■ Supplied data:

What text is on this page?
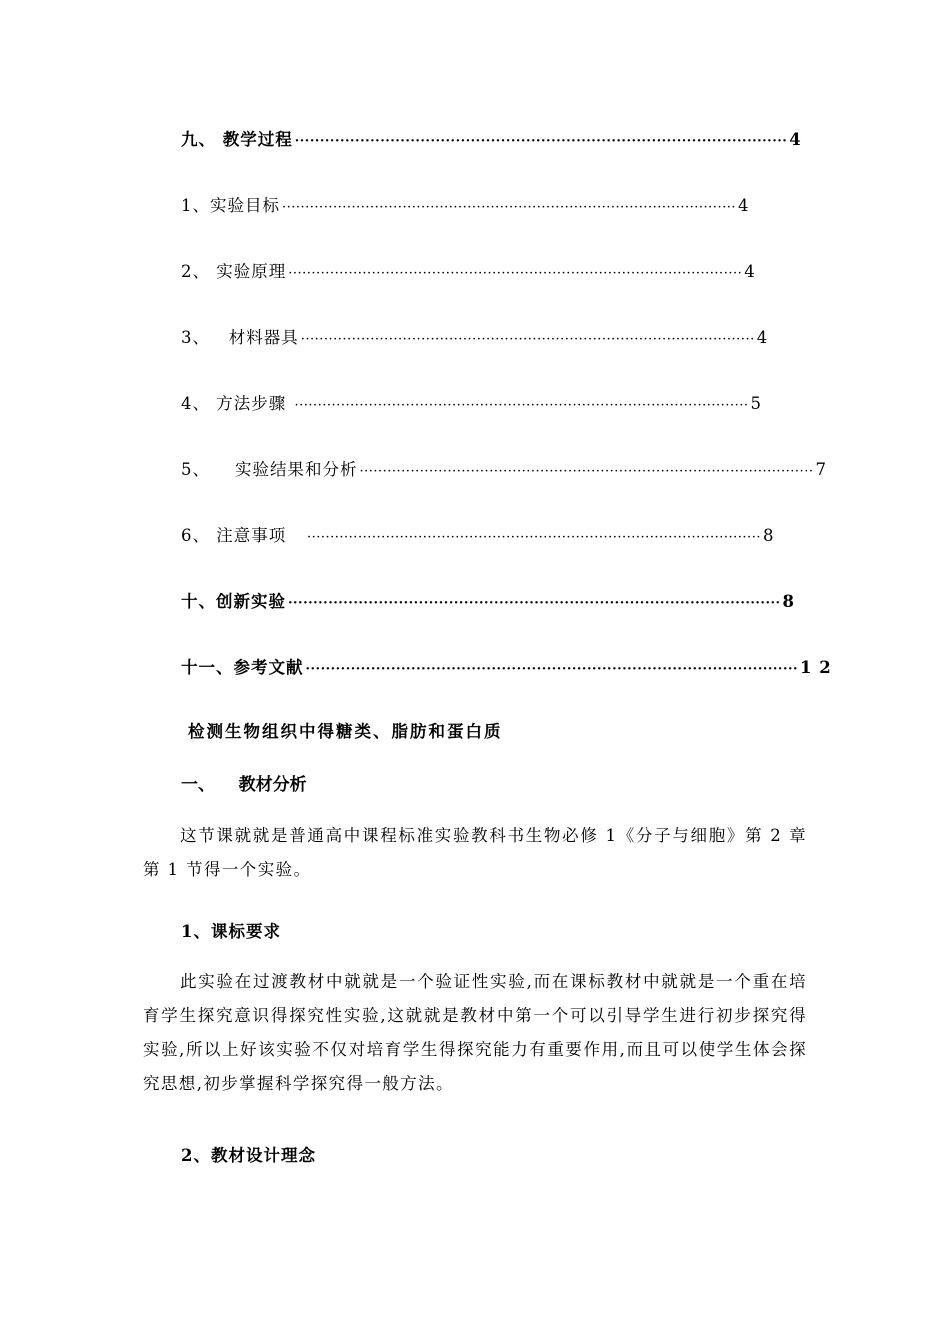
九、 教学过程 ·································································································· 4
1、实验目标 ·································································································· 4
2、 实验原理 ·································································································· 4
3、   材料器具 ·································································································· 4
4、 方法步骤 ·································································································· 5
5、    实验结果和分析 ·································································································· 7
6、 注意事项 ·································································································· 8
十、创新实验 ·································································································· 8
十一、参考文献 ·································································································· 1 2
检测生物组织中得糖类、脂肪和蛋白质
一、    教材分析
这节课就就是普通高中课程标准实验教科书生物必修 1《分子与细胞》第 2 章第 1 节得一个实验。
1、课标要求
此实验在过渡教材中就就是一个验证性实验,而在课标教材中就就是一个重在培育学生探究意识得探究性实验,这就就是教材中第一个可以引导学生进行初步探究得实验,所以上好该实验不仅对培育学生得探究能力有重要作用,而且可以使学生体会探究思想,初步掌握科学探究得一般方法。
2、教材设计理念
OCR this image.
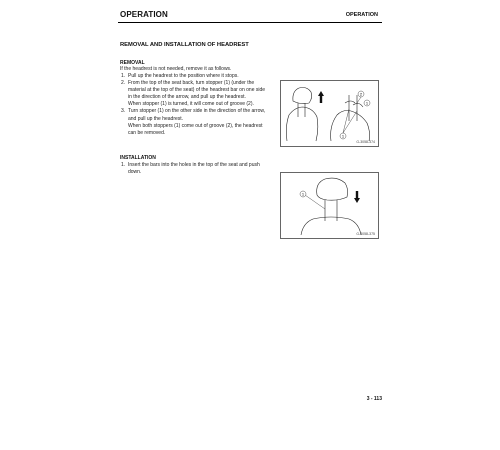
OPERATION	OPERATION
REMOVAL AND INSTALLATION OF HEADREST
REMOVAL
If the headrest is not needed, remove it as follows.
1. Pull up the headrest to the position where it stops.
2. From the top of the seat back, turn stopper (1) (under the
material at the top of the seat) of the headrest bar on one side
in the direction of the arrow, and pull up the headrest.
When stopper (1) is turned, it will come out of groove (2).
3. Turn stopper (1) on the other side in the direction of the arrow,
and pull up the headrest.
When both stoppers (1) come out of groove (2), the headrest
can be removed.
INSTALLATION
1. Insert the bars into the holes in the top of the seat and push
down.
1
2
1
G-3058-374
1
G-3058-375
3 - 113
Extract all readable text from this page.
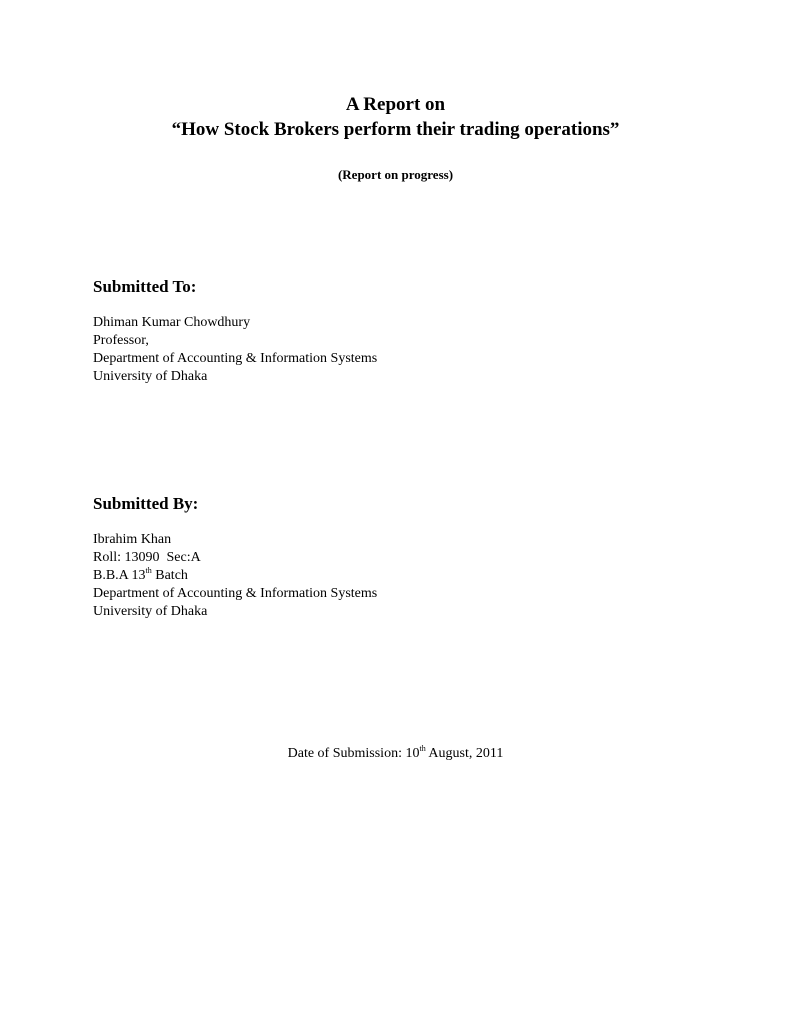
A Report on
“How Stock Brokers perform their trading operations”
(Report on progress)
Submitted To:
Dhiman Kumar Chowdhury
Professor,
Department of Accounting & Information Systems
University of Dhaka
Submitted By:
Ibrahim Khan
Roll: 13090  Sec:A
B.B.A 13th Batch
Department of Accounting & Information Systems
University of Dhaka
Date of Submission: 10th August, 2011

■ Your objective: Reproduce all entries exactly. Pictures do not belong in the copy.

■ Task solution:
What text is on this page?
九、 教学过程 ·································································································· 4
1、实验目标 ·································································································· 4
2、 实验原理 ·································································································· 4
3、   材料器具 ·································································································· 4
4、 方法步骤 ·································································································· 5
5、    实验结果和分析 ·································································································· 7
6、 注意事项 ·································································································· 8
十、创新实验 ·································································································· 8
十一、参考文献 ·································································································· 1 2
检测生物组织中得糖类、脂肪和蛋白质
一、    教材分析
这节课就就是普通高中课程标准实验教科书生物必修 1《分子与细胞》第 2 章第 1 节得一个实验。
1、课标要求
此实验在过渡教材中就就是一个验证性实验,而在课标教材中就就是一个重在培育学生探究意识得探究性实验,这就就是教材中第一个可以引导学生进行初步探究得实验,所以上好该实验不仅对培育学生得探究能力有重要作用,而且可以使学生体会探究思想,初步掌握科学探究得一般方法。
2、教材设计理念
OCR this image.
OPERATION	OPERATION
REMOVAL AND INSTALLATION OF HEADREST
REMOVAL
If the headrest is not needed, remove it as follows.
1. Pull up the headrest to the position where it stops.
2. From the top of the seat back, turn stopper (1) (under the
material at the top of the seat) of the headrest bar on one side
in the direction of the arrow, and pull up the headrest.
When stopper (1) is turned, it will come out of groove (2).
3. Turn stopper (1) on the other side in the direction of the arrow,
and pull up the headrest.
When both stoppers (1) come out of groove (2), the headrest
can be removed.
INSTALLATION
1. Insert the bars into the holes in the top of the seat and push
down.
1
2
1
G-3058-374
1
G-3058-375
3 - 113
Extract all readable text from this page.
A Report on
“How Stock Brokers perform their trading operations”
(Report on progress)
Submitted To:
Dhiman Kumar Chowdhury
Professor,
Department of Accounting & Information Systems
University of Dhaka
Submitted By:
Ibrahim Khan
Roll: 13090  Sec:A
B.B.A 13th Batch
Department of Accounting & Information Systems
University of Dhaka
Date of Submission: 10th August, 2011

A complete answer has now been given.